In your copy, include every line of the listing below exactly but none of the pictures.

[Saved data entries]
--------------------------------

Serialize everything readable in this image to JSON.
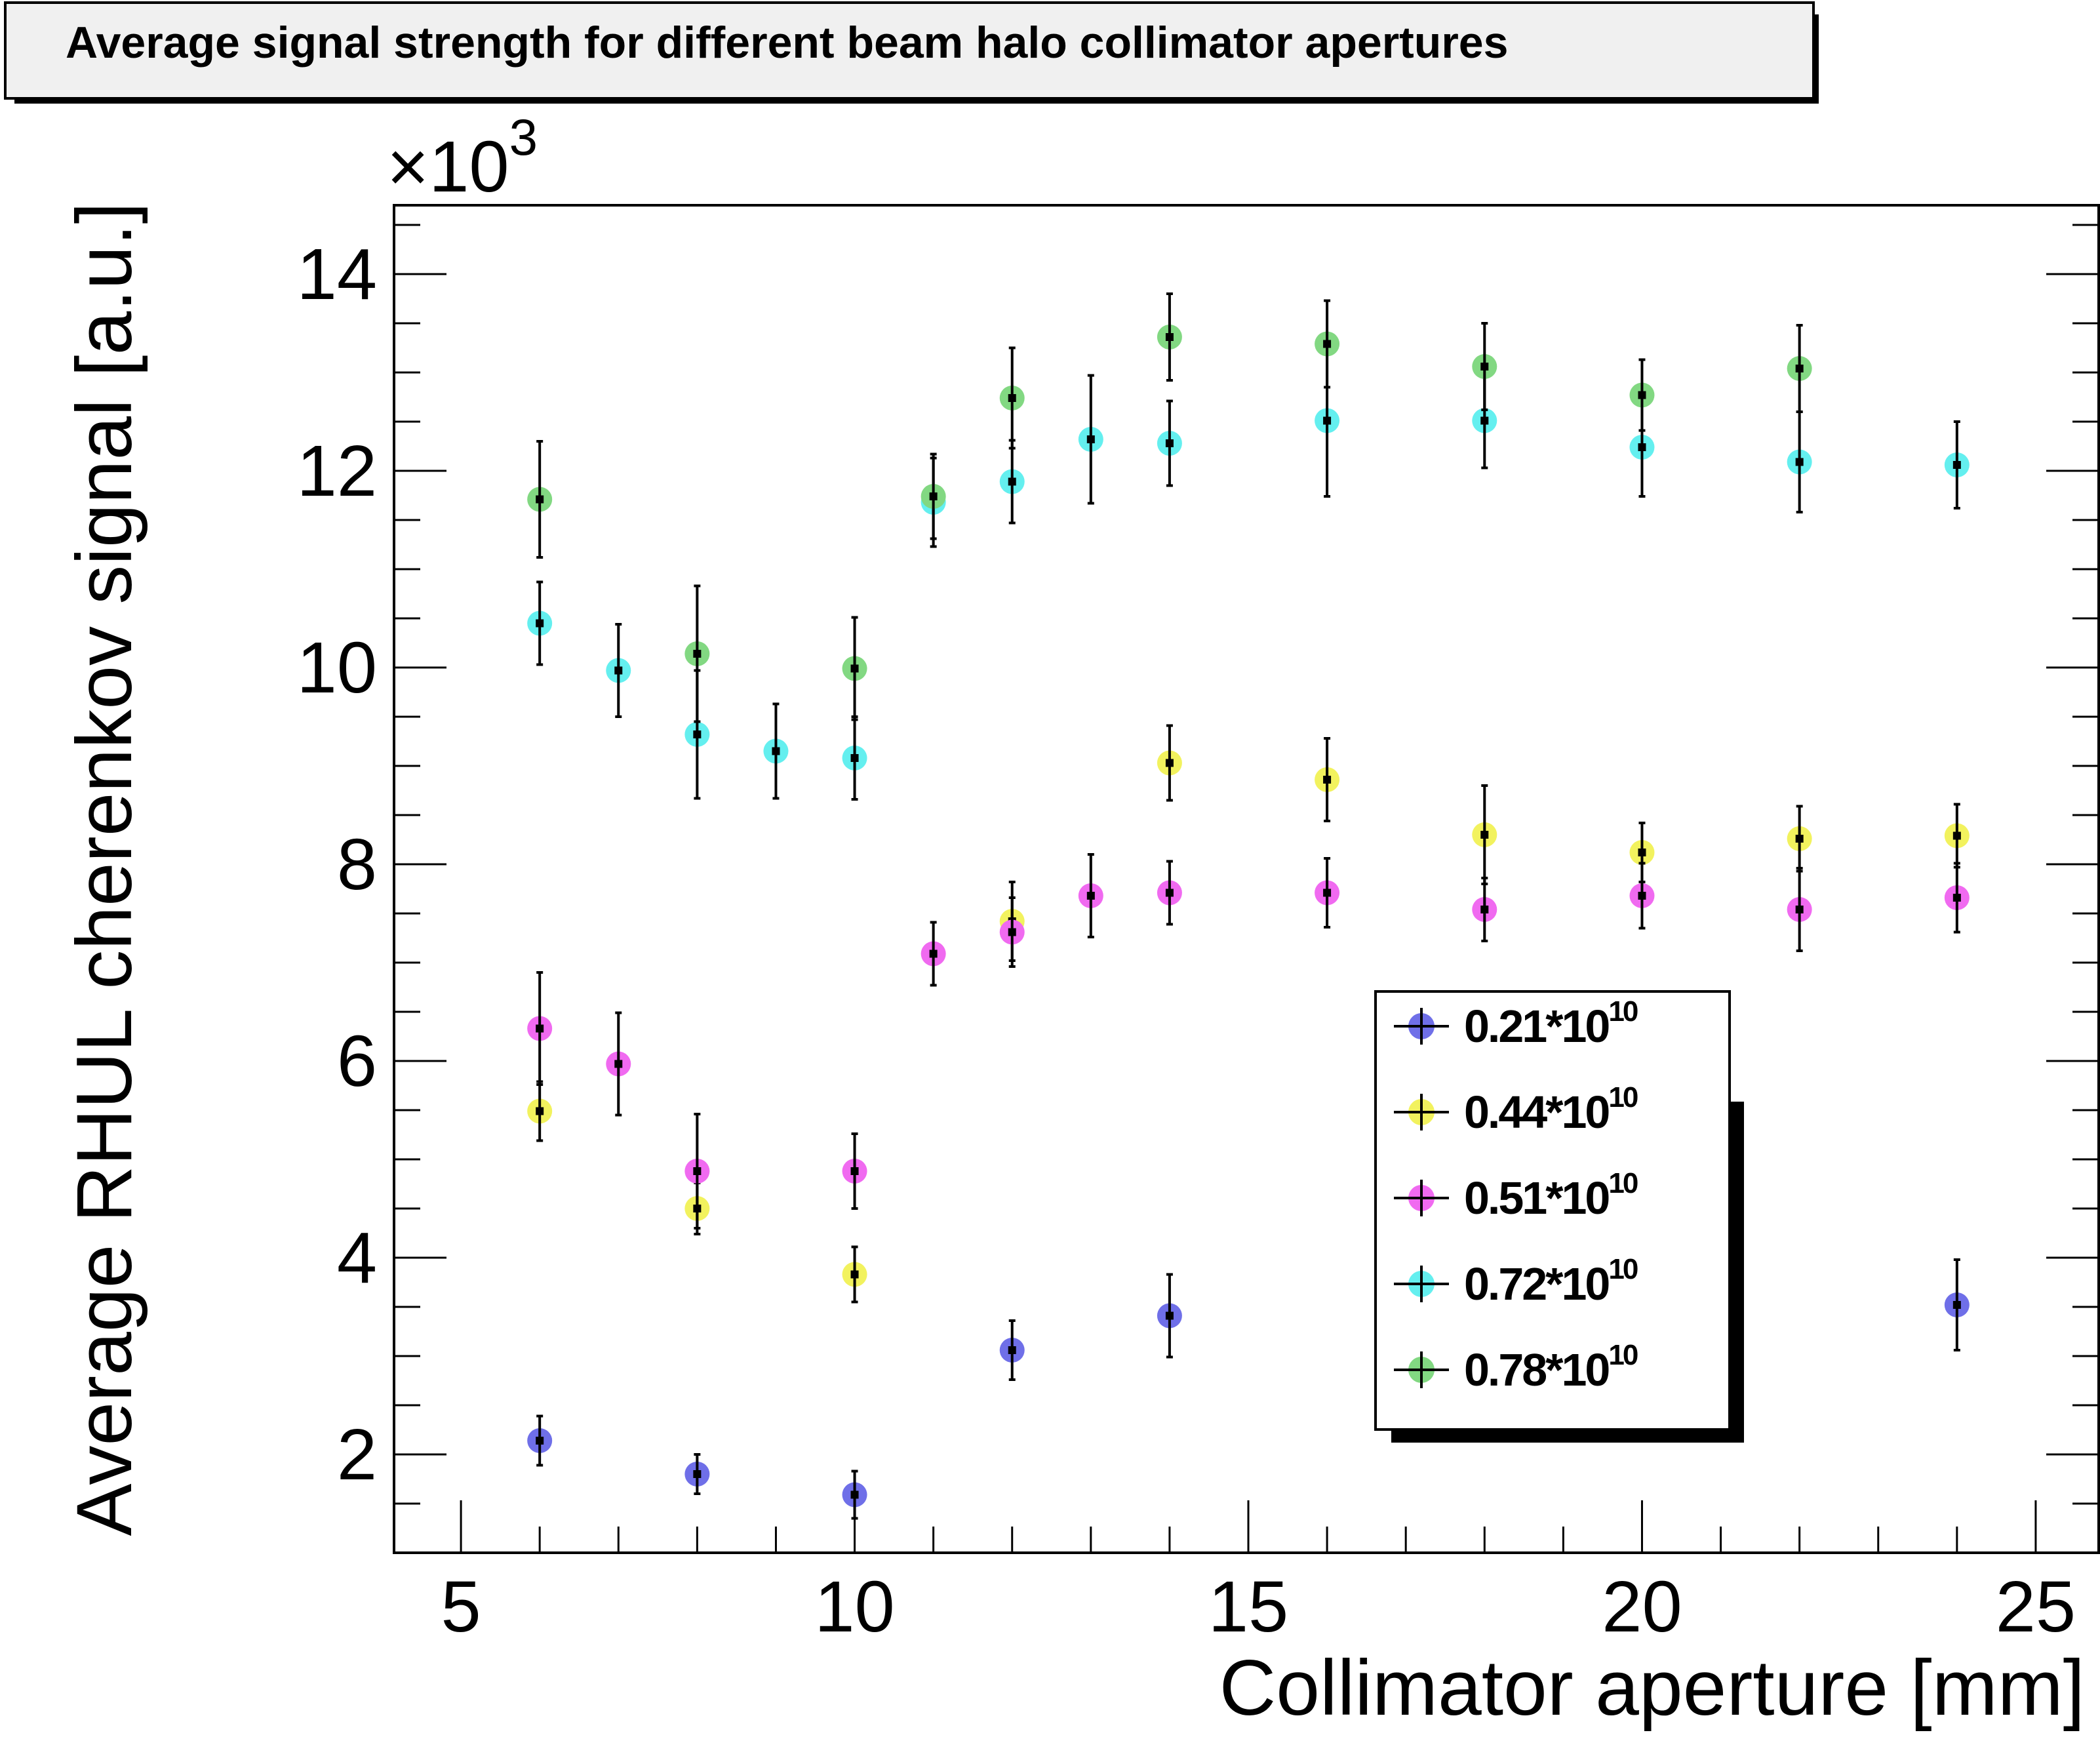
{
  "chart_data": {
    "type": "scatter",
    "title": "Average signal strength for different beam halo collimator apertures",
    "xlabel": "Collimator aperture [mm]",
    "ylabel": "Average RHUL cherenkov signal [a.u.]",
    "y_multiplier": "×10",
    "y_multiplier_exp": "3",
    "xlim": [
      4.15,
      25.8
    ],
    "ylim": [
      1000,
      14700
    ],
    "x_ticks": [
      5,
      10,
      15,
      20,
      25
    ],
    "x_tick_labels": [
      "5",
      "10",
      "15",
      "20",
      "25"
    ],
    "y_ticks": [
      2000,
      4000,
      6000,
      8000,
      10000,
      12000,
      14000
    ],
    "y_tick_labels": [
      "2",
      "4",
      "6",
      "8",
      "10",
      "12",
      "14"
    ],
    "grid": false,
    "legend_position": "bottom-right",
    "series": [
      {
        "name": "0.21*10",
        "name_exp": "10",
        "color": "#6f6fe8",
        "points": [
          {
            "x": 6,
            "y": 2140,
            "err": 250
          },
          {
            "x": 8,
            "y": 1800,
            "err": 200
          },
          {
            "x": 10,
            "y": 1590,
            "err": 240
          },
          {
            "x": 12,
            "y": 3060,
            "err": 300
          },
          {
            "x": 14,
            "y": 3410,
            "err": 420
          },
          {
            "x": 24,
            "y": 3520,
            "err": 460
          }
        ]
      },
      {
        "name": "0.44*10",
        "name_exp": "10",
        "color": "#f2f25e",
        "points": [
          {
            "x": 6,
            "y": 5490,
            "err": 300
          },
          {
            "x": 8,
            "y": 4500,
            "err": 260
          },
          {
            "x": 10,
            "y": 3830,
            "err": 280
          },
          {
            "x": 12,
            "y": 7420,
            "err": 400
          },
          {
            "x": 14,
            "y": 9030,
            "err": 380
          },
          {
            "x": 16,
            "y": 8860,
            "err": 420
          },
          {
            "x": 18,
            "y": 8300,
            "err": 500
          },
          {
            "x": 20,
            "y": 8120,
            "err": 300
          },
          {
            "x": 22,
            "y": 8260,
            "err": 330
          },
          {
            "x": 24,
            "y": 8290,
            "err": 320
          }
        ]
      },
      {
        "name": "0.51*10",
        "name_exp": "10",
        "color": "#f06af0",
        "points": [
          {
            "x": 6,
            "y": 6330,
            "err": 570
          },
          {
            "x": 7,
            "y": 5970,
            "err": 520
          },
          {
            "x": 8,
            "y": 4880,
            "err": 580
          },
          {
            "x": 10,
            "y": 4880,
            "err": 380
          },
          {
            "x": 11,
            "y": 7090,
            "err": 320
          },
          {
            "x": 12,
            "y": 7310,
            "err": 350
          },
          {
            "x": 13,
            "y": 7680,
            "err": 420
          },
          {
            "x": 14,
            "y": 7710,
            "err": 320
          },
          {
            "x": 16,
            "y": 7710,
            "err": 350
          },
          {
            "x": 18,
            "y": 7540,
            "err": 320
          },
          {
            "x": 20,
            "y": 7680,
            "err": 330
          },
          {
            "x": 22,
            "y": 7540,
            "err": 420
          },
          {
            "x": 24,
            "y": 7660,
            "err": 350
          }
        ]
      },
      {
        "name": "0.72*10",
        "name_exp": "10",
        "color": "#64efef",
        "points": [
          {
            "x": 6,
            "y": 10450,
            "err": 420
          },
          {
            "x": 7,
            "y": 9970,
            "err": 470
          },
          {
            "x": 8,
            "y": 9320,
            "err": 650
          },
          {
            "x": 9,
            "y": 9150,
            "err": 480
          },
          {
            "x": 10,
            "y": 9080,
            "err": 420
          },
          {
            "x": 11,
            "y": 11680,
            "err": 450
          },
          {
            "x": 12,
            "y": 11890,
            "err": 420
          },
          {
            "x": 13,
            "y": 12320,
            "err": 650
          },
          {
            "x": 14,
            "y": 12280,
            "err": 430
          },
          {
            "x": 16,
            "y": 12510,
            "err": 770
          },
          {
            "x": 18,
            "y": 12510,
            "err": 480
          },
          {
            "x": 20,
            "y": 12240,
            "err": 500
          },
          {
            "x": 22,
            "y": 12090,
            "err": 510
          },
          {
            "x": 24,
            "y": 12060,
            "err": 440
          }
        ]
      },
      {
        "name": "0.78*10",
        "name_exp": "10",
        "color": "#82d882",
        "points": [
          {
            "x": 6,
            "y": 11710,
            "err": 590
          },
          {
            "x": 8,
            "y": 10140,
            "err": 690
          },
          {
            "x": 10,
            "y": 9990,
            "err": 520
          },
          {
            "x": 11,
            "y": 11740,
            "err": 430
          },
          {
            "x": 12,
            "y": 12740,
            "err": 510
          },
          {
            "x": 14,
            "y": 13360,
            "err": 440
          },
          {
            "x": 16,
            "y": 13290,
            "err": 440
          },
          {
            "x": 18,
            "y": 13060,
            "err": 440
          },
          {
            "x": 20,
            "y": 12770,
            "err": 360
          },
          {
            "x": 22,
            "y": 13040,
            "err": 440
          }
        ]
      }
    ]
  }
}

--------------------------------

COMPLETE OUTPUT:
Serialize everything readable in this image to JSON.
{
  "chart_data": {
    "type": "scatter",
    "title": "Average signal strength for different beam halo collimator apertures",
    "xlabel": "Collimator aperture [mm]",
    "ylabel": "Average RHUL cherenkov signal [a.u.]",
    "y_multiplier": "×10",
    "y_multiplier_exp": "3",
    "xlim": [
      4.15,
      25.8
    ],
    "ylim": [
      1000,
      14700
    ],
    "x_ticks": [
      5,
      10,
      15,
      20,
      25
    ],
    "x_tick_labels": [
      "5",
      "10",
      "15",
      "20",
      "25"
    ],
    "y_ticks": [
      2000,
      4000,
      6000,
      8000,
      10000,
      12000,
      14000
    ],
    "y_tick_labels": [
      "2",
      "4",
      "6",
      "8",
      "10",
      "12",
      "14"
    ],
    "grid": false,
    "legend_position": "bottom-right",
    "series": [
      {
        "name": "0.21*10",
        "name_exp": "10",
        "color": "#6f6fe8",
        "points": [
          {
            "x": 6,
            "y": 2140,
            "err": 250
          },
          {
            "x": 8,
            "y": 1800,
            "err": 200
          },
          {
            "x": 10,
            "y": 1590,
            "err": 240
          },
          {
            "x": 12,
            "y": 3060,
            "err": 300
          },
          {
            "x": 14,
            "y": 3410,
            "err": 420
          },
          {
            "x": 24,
            "y": 3520,
            "err": 460
          }
        ]
      },
      {
        "name": "0.44*10",
        "name_exp": "10",
        "color": "#f2f25e",
        "points": [
          {
            "x": 6,
            "y": 5490,
            "err": 300
          },
          {
            "x": 8,
            "y": 4500,
            "err": 260
          },
          {
            "x": 10,
            "y": 3830,
            "err": 280
          },
          {
            "x": 12,
            "y": 7420,
            "err": 400
          },
          {
            "x": 14,
            "y": 9030,
            "err": 380
          },
          {
            "x": 16,
            "y": 8860,
            "err": 420
          },
          {
            "x": 18,
            "y": 8300,
            "err": 500
          },
          {
            "x": 20,
            "y": 8120,
            "err": 300
          },
          {
            "x": 22,
            "y": 8260,
            "err": 330
          },
          {
            "x": 24,
            "y": 8290,
            "err": 320
          }
        ]
      },
      {
        "name": "0.51*10",
        "name_exp": "10",
        "color": "#f06af0",
        "points": [
          {
            "x": 6,
            "y": 6330,
            "err": 570
          },
          {
            "x": 7,
            "y": 5970,
            "err": 520
          },
          {
            "x": 8,
            "y": 4880,
            "err": 580
          },
          {
            "x": 10,
            "y": 4880,
            "err": 380
          },
          {
            "x": 11,
            "y": 7090,
            "err": 320
          },
          {
            "x": 12,
            "y": 7310,
            "err": 350
          },
          {
            "x": 13,
            "y": 7680,
            "err": 420
          },
          {
            "x": 14,
            "y": 7710,
            "err": 320
          },
          {
            "x": 16,
            "y": 7710,
            "err": 350
          },
          {
            "x": 18,
            "y": 7540,
            "err": 320
          },
          {
            "x": 20,
            "y": 7680,
            "err": 330
          },
          {
            "x": 22,
            "y": 7540,
            "err": 420
          },
          {
            "x": 24,
            "y": 7660,
            "err": 350
          }
        ]
      },
      {
        "name": "0.72*10",
        "name_exp": "10",
        "color": "#64efef",
        "points": [
          {
            "x": 6,
            "y": 10450,
            "err": 420
          },
          {
            "x": 7,
            "y": 9970,
            "err": 470
          },
          {
            "x": 8,
            "y": 9320,
            "err": 650
          },
          {
            "x": 9,
            "y": 9150,
            "err": 480
          },
          {
            "x": 10,
            "y": 9080,
            "err": 420
          },
          {
            "x": 11,
            "y": 11680,
            "err": 450
          },
          {
            "x": 12,
            "y": 11890,
            "err": 420
          },
          {
            "x": 13,
            "y": 12320,
            "err": 650
          },
          {
            "x": 14,
            "y": 12280,
            "err": 430
          },
          {
            "x": 16,
            "y": 12510,
            "err": 770
          },
          {
            "x": 18,
            "y": 12510,
            "err": 480
          },
          {
            "x": 20,
            "y": 12240,
            "err": 500
          },
          {
            "x": 22,
            "y": 12090,
            "err": 510
          },
          {
            "x": 24,
            "y": 12060,
            "err": 440
          }
        ]
      },
      {
        "name": "0.78*10",
        "name_exp": "10",
        "color": "#82d882",
        "points": [
          {
            "x": 6,
            "y": 11710,
            "err": 590
          },
          {
            "x": 8,
            "y": 10140,
            "err": 690
          },
          {
            "x": 10,
            "y": 9990,
            "err": 520
          },
          {
            "x": 11,
            "y": 11740,
            "err": 430
          },
          {
            "x": 12,
            "y": 12740,
            "err": 510
          },
          {
            "x": 14,
            "y": 13360,
            "err": 440
          },
          {
            "x": 16,
            "y": 13290,
            "err": 440
          },
          {
            "x": 18,
            "y": 13060,
            "err": 440
          },
          {
            "x": 20,
            "y": 12770,
            "err": 360
          },
          {
            "x": 22,
            "y": 13040,
            "err": 440
          }
        ]
      }
    ]
  }
}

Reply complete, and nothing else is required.